WORK TO BE COMPLETED: Set down every entry exactly as it was written.
START RECORDED DATA
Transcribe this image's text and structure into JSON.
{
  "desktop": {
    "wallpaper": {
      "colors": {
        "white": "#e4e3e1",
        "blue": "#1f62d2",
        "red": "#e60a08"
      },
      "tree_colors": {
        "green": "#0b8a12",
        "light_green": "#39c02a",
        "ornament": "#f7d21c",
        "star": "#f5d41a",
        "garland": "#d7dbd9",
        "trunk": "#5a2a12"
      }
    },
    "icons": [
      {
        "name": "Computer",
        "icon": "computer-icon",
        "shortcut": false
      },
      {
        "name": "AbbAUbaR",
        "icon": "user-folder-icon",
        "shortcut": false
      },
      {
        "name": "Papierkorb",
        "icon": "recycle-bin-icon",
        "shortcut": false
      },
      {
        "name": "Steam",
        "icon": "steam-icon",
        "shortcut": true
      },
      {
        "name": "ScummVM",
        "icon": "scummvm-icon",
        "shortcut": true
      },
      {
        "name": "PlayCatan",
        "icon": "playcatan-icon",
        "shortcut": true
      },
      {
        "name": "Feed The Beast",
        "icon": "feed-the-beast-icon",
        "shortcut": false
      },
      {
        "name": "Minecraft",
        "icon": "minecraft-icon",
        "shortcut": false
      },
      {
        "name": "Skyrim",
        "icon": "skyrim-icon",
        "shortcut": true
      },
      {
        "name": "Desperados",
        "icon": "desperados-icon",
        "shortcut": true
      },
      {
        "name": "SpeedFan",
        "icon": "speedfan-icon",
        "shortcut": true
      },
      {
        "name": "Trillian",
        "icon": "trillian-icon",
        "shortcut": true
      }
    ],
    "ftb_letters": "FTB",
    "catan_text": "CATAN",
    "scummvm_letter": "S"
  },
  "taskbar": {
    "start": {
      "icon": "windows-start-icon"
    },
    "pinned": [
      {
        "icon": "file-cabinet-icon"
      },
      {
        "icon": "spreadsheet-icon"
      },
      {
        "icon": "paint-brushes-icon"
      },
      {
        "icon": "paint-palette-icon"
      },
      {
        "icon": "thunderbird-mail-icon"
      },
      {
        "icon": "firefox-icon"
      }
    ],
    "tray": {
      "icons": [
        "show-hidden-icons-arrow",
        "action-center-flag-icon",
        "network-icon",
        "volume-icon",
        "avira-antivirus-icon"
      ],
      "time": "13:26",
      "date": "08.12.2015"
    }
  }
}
END RECORDED DATA
RESULT OF THE EXERCISE:
Transcribe this image's text and structure into JSON.
{
  "desktop": {
    "wallpaper": {
      "colors": {
        "white": "#e4e3e1",
        "blue": "#1f62d2",
        "red": "#e60a08"
      },
      "tree_colors": {
        "green": "#0b8a12",
        "light_green": "#39c02a",
        "ornament": "#f7d21c",
        "star": "#f5d41a",
        "garland": "#d7dbd9",
        "trunk": "#5a2a12"
      }
    },
    "icons": [
      {
        "name": "Computer",
        "icon": "computer-icon",
        "shortcut": false
      },
      {
        "name": "AbbAUbaR",
        "icon": "user-folder-icon",
        "shortcut": false
      },
      {
        "name": "Papierkorb",
        "icon": "recycle-bin-icon",
        "shortcut": false
      },
      {
        "name": "Steam",
        "icon": "steam-icon",
        "shortcut": true
      },
      {
        "name": "ScummVM",
        "icon": "scummvm-icon",
        "shortcut": true
      },
      {
        "name": "PlayCatan",
        "icon": "playcatan-icon",
        "shortcut": true
      },
      {
        "name": "Feed The Beast",
        "icon": "feed-the-beast-icon",
        "shortcut": false
      },
      {
        "name": "Minecraft",
        "icon": "minecraft-icon",
        "shortcut": false
      },
      {
        "name": "Skyrim",
        "icon": "skyrim-icon",
        "shortcut": true
      },
      {
        "name": "Desperados",
        "icon": "desperados-icon",
        "shortcut": true
      },
      {
        "name": "SpeedFan",
        "icon": "speedfan-icon",
        "shortcut": true
      },
      {
        "name": "Trillian",
        "icon": "trillian-icon",
        "shortcut": true
      }
    ],
    "ftb_letters": "FTB",
    "catan_text": "CATAN",
    "scummvm_letter": "S"
  },
  "taskbar": {
    "start": {
      "icon": "windows-start-icon"
    },
    "pinned": [
      {
        "icon": "file-cabinet-icon"
      },
      {
        "icon": "spreadsheet-icon"
      },
      {
        "icon": "paint-brushes-icon"
      },
      {
        "icon": "paint-palette-icon"
      },
      {
        "icon": "thunderbird-mail-icon"
      },
      {
        "icon": "firefox-icon"
      }
    ],
    "tray": {
      "icons": [
        "show-hidden-icons-arrow",
        "action-center-flag-icon",
        "network-icon",
        "volume-icon",
        "avira-antivirus-icon"
      ],
      "time": "13:26",
      "date": "08.12.2015"
    }
  }
}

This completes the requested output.